4. Notice of Eligibility

A notice of eligibility should explain that the employees are eligible for group health insurance for their family with the cost (or where to obtain the cost) of the premiums.

A similar notice could be sent to the group offered the individual coverage HRA.

5. Nondiscrimination Testing for Insured Health Insurance Coverage Currently Only Affects the Ability of Highly Compensated Employees to Make Employee Contributions for Premiums on a Pre-tax Basis

In terms of nondiscrimination rules for health insurance coverage, unless the group health plan is self-insured, there are currently no nondiscrimination restrictions even if the higher paid employees receive a larger share of subsidized premiums. (This should be monitored from year to year, because there may be new regulations under the ACA that could apply § 105(h) to insured plans.)   If a health plan If it is self-insured, there are two nondiscrimination tests in Code § 105(h). The eligibility test of § 105(h) is based on whether enough non-highly compensation individuals are benefiting from the plan using the 70% test, the ratio percentage test and the nondiscrimination test based on facts and circumstances test of Code § 410(b). The benefits test determines if all participants are eligible for the same benefits, and requires that the plan’s terms as written do not discriminate and plan operation comply on a facts and circumstances basis. A Highly Compensated Individual is (i) one of the five highest-paid officers; (ii) a shareholder who owns more than 10% of the value of the employer’s stock; or (iii) among the highest-paid 25% of all employees.

6. Reimbursing Individual Coverage Premiums through an HRA and Restriction on Offering the Same Group the Individual Premiums HRA and Group Health Coverage

Historically, reimbursing employees for their individual health insurance premiums was problematic for various reasons, including (i) taxability to the employee for such reimbursement, and (ii) inadvertently creating a group health plan which would be subject to ACA requirements such as yearly dollar limits.

However, on June 20, 2019, the Trump administration finalized rules for "individual coverage Health Reimbursement Arrangements" or "ICHRAs" that could be used to allow employers to reimburse employees for individual health insurance premiums through an individual coverage HRA instead of offering a group health plan.

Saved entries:

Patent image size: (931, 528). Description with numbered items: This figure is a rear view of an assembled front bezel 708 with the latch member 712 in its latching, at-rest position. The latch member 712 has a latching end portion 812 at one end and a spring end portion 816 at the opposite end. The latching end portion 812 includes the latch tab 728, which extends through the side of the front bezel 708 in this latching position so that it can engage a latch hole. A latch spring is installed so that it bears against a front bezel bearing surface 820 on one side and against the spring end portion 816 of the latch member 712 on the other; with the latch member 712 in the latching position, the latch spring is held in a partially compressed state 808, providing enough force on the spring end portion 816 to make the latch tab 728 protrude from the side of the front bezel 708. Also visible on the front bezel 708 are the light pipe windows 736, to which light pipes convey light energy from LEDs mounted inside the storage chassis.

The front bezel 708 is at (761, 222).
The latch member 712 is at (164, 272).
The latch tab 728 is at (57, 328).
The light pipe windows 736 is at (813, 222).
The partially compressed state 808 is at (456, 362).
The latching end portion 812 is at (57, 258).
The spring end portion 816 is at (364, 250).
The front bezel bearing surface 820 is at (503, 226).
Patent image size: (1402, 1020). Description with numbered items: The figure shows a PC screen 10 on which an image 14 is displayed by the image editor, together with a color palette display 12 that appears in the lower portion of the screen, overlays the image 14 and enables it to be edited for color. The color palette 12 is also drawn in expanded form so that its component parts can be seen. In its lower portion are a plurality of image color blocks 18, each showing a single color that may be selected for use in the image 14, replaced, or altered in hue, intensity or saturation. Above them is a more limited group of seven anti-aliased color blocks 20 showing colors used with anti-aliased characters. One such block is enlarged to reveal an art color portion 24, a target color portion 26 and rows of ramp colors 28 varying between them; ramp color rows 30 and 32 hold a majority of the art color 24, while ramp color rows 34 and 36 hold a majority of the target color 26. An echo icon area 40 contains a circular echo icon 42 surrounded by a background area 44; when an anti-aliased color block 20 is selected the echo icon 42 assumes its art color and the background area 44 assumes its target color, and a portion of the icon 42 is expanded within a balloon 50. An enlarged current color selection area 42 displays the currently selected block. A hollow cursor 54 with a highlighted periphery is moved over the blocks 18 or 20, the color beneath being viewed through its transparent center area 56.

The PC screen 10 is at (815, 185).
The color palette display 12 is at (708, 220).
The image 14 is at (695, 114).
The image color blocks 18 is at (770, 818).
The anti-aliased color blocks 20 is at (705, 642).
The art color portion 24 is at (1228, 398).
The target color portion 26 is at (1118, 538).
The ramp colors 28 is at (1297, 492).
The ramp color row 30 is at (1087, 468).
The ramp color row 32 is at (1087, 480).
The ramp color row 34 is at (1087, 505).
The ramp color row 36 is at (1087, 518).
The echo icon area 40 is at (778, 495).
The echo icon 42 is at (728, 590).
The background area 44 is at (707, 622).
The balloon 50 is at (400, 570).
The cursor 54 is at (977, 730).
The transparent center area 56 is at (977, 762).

• **Exercise**: Return the passage of the text on employer health coverage starting at "A notice of" and ending at "individual coverage HRA.", copied word for word. The lines above stand apart from the text and are not part of it.

• **Expected answer**:
A notice of eligibility should explain that the employees are eligible for group health insurance for their family with the cost (or where to obtain the cost) of the premiums.

A similar notice could be sent to the group offered the individual coverage HRA.